Task to carry out: Exact reproduction is required for all entries.
----------
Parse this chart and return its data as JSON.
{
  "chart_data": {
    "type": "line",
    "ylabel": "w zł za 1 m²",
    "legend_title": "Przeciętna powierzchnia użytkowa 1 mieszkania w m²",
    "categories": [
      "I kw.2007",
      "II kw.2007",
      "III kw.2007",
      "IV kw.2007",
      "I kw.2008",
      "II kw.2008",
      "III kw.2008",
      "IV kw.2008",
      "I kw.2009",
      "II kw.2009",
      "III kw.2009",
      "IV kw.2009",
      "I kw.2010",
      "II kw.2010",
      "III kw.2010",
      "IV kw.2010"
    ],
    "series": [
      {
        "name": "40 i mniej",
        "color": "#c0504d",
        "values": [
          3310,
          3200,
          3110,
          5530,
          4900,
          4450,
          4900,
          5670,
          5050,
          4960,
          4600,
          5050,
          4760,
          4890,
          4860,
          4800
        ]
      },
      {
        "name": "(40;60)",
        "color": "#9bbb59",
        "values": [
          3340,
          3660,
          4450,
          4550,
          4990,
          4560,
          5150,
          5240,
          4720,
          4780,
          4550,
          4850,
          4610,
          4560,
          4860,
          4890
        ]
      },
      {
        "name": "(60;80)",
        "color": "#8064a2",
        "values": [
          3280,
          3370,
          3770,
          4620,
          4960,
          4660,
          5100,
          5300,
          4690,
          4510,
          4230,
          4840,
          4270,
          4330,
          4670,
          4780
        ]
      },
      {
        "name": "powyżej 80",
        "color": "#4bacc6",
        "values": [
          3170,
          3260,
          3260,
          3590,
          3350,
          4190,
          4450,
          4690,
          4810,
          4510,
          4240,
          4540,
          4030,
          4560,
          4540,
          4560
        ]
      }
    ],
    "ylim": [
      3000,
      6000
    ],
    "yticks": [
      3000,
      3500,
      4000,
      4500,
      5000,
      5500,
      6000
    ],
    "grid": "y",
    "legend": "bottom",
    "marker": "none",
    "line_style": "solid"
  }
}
----------
Full response:
Parse this chart and return its data as JSON.
{
  "chart_data": {
    "type": "line",
    "ylabel": "w zł za 1 m²",
    "legend_title": "Przeciętna powierzchnia użytkowa 1 mieszkania w m²",
    "categories": [
      "I kw.2007",
      "II kw.2007",
      "III kw.2007",
      "IV kw.2007",
      "I kw.2008",
      "II kw.2008",
      "III kw.2008",
      "IV kw.2008",
      "I kw.2009",
      "II kw.2009",
      "III kw.2009",
      "IV kw.2009",
      "I kw.2010",
      "II kw.2010",
      "III kw.2010",
      "IV kw.2010"
    ],
    "series": [
      {
        "name": "40 i mniej",
        "color": "#c0504d",
        "values": [
          3310,
          3200,
          3110,
          5530,
          4900,
          4450,
          4900,
          5670,
          5050,
          4960,
          4600,
          5050,
          4760,
          4890,
          4860,
          4800
        ]
      },
      {
        "name": "(40;60)",
        "color": "#9bbb59",
        "values": [
          3340,
          3660,
          4450,
          4550,
          4990,
          4560,
          5150,
          5240,
          4720,
          4780,
          4550,
          4850,
          4610,
          4560,
          4860,
          4890
        ]
      },
      {
        "name": "(60;80)",
        "color": "#8064a2",
        "values": [
          3280,
          3370,
          3770,
          4620,
          4960,
          4660,
          5100,
          5300,
          4690,
          4510,
          4230,
          4840,
          4270,
          4330,
          4670,
          4780
        ]
      },
      {
        "name": "powyżej 80",
        "color": "#4bacc6",
        "values": [
          3170,
          3260,
          3260,
          3590,
          3350,
          4190,
          4450,
          4690,
          4810,
          4510,
          4240,
          4540,
          4030,
          4560,
          4540,
          4560
        ]
      }
    ],
    "ylim": [
      3000,
      6000
    ],
    "yticks": [
      3000,
      3500,
      4000,
      4500,
      5000,
      5500,
      6000
    ],
    "grid": "y",
    "legend": "bottom",
    "marker": "none",
    "line_style": "solid"
  }
}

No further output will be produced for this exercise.